(DOCUMENT EXTRACT Opens)
Since earlier this month when he announced the decision to keep the benchmark rate steady for a second time, Powell has struck a cautious tone and suggested that he believes monetary policy still has work to do. It is not surprising that the Fed would want to err on the side of rate-hike hawkishness after facing persistent high inflation. Yes, the inflation rate is down to 3% from its peak level of 9% a year ago, but the Fed still would like to see inflation neatly back at its goal rate of 2%. The Fed has rightfully worried that continued signs of strength in the economy would produce nasty surprises, threatening recent progress on inflation. The recent inflation report should help ease those worries some. The markets may be showing optimism that we have arrived, yet the Fed will surely need more evidence before rate cuts appear on the horizon.

It is smart to take stock of the current state of affairs of the whole economy and not cherry-pick economic data.

While there are some signs of a softening economy – jobless claims, for instance, have trended up in the past few weeks, and the Institute for Supply Management surveys of manufacturing and services activity showed weakening in those sectors – not all data point in the same direction. It is yet to be seen whether the uptick in the unemployment rate is truly a slowdown in job creation or simply driven by an increase in the size of the labor force as more people return and have not yet found jobs. After dropping significantly, the labor force participation rate has still not recovered to its pre-pandemic level. Meanwhile, the ISM’s manufacturing measure contradicts S&P Global’s manufacturing survey, which indicated stable conditions for U.S. manufacturing activity in October. From a bird’s-eye view, the Atlanta Fed’s GDPNow growth estimate is tracking 2.1% growth for the fourth quarter – hardly a slowdown.

A key question is what does the Fed estimate for the long-run neutral rate – the interest rate that neither stimulates nor suppresses growth. Unfortunately, the neutral rate cannot be observed directly but can only be estimated looking backward. It is plausible to look at the most recent period, in which the Fed raised interest rates over 5 percentage points alongside strong real GDP growth and consumer spending while the unemployment rate remained below 4%, and to argue that the neutral rate must be higher than its pre-pandemic level. High uncertainty in measuring the natural rate makes policymakers less inclined to heavily rely on it for guiding monetary policy. If inflation continues to fall while the Fed funds rate remains constant, however, it means that inflation-adjusted short-term interest rates are rising, which is certain to increase the pressure on the interest rate-sensitive parts of the economy.
(DOCUMENT EXTRACT Closes)
WORK INSTRUCTION 1
Answer these questions from the passage on Fed policy:
(a) What peak inflation level has the rate come down from to reach 3%?
(b) What fourth-quarter growth rate is the Atlanta Fed's GDPNow estimate tracking?
(c) By how much did the Fed raise interest rates in the most recent period the passage describes?
WORK INSTRUCTION 2
Carry on the passage on Fed policy after its last sentence.
(DATASET CONTENT Opens)
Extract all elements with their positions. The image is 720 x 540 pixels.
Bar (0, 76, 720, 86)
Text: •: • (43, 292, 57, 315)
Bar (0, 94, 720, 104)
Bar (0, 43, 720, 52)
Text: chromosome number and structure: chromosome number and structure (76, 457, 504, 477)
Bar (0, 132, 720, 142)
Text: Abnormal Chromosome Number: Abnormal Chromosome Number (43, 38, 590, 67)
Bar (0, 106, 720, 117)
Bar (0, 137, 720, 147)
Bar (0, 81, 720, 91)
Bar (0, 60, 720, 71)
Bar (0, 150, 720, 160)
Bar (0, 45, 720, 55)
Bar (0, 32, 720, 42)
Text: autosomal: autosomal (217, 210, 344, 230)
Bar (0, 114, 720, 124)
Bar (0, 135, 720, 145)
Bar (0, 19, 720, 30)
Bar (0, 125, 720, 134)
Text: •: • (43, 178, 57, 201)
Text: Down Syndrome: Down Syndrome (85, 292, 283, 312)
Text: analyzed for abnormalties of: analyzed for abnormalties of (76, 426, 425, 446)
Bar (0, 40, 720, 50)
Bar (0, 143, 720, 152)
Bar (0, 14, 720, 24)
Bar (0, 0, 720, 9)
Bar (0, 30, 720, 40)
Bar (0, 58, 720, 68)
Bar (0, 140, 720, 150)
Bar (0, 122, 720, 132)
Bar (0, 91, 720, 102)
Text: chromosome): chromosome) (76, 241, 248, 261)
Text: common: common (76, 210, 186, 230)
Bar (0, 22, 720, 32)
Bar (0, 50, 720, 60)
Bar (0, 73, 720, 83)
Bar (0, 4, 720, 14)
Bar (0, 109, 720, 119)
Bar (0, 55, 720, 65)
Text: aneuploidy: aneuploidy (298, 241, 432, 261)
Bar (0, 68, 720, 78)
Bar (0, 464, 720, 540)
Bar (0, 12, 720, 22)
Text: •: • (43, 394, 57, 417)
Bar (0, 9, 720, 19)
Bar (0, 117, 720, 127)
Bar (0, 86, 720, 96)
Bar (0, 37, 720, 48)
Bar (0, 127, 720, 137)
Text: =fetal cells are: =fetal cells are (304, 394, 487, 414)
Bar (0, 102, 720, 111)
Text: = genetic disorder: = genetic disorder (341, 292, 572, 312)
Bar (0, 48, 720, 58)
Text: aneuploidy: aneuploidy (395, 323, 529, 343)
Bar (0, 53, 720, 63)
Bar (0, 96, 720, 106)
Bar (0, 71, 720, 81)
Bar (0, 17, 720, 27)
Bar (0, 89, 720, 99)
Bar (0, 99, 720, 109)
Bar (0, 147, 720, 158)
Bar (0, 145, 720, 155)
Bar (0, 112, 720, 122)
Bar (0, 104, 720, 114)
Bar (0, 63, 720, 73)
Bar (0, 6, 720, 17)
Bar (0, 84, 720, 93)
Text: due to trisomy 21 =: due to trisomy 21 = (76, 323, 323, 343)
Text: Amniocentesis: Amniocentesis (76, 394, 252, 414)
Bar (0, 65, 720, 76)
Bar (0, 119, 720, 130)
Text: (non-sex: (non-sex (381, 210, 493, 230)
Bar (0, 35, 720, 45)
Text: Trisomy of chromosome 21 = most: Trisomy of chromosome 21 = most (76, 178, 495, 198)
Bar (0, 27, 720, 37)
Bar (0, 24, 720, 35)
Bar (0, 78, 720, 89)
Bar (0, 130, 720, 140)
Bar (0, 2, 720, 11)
(DATASET CONTENT Closes)
TASK RESULT 1
(a) 9%, a year ago.
(b) 2.1%.
(c) Over 5 percentage points.

TASK RESULT 2
Then there is the matter of long bond yields. About a month ago, the yield on the benchmark 10-year Treasury note touched 5% – a 16-year high. Even after dropping sharply to around 4.44% following the inflation report, the long-term bond yield remains significantly higher than where it was before the summer – when the ratings agency Fitch downgraded U.S. sovereign debt and Moody’s lowered its outlook on the U.S. credit rating from “stable” to “negative.”

Higher yields on long-dated bonds may have allowed the Fed to rest a bit easier by doing the job of tightening financial conditions. Yet the term premium – the extra compensation that investors demand for holding longer-dated investments – that is driving the rise in long-dated Treasury yields may point to greater trouble ahead: fears around fiscal sustainability, large chronic budget deficits, and investors’ limited willingness to view these conditions to be a sustainable path. The higher-term premium may in fact be what investors require because they are worried that eventually the Fed will have to resolve the deficit issues by monetizing the debt. This might be the real future trouble at hand.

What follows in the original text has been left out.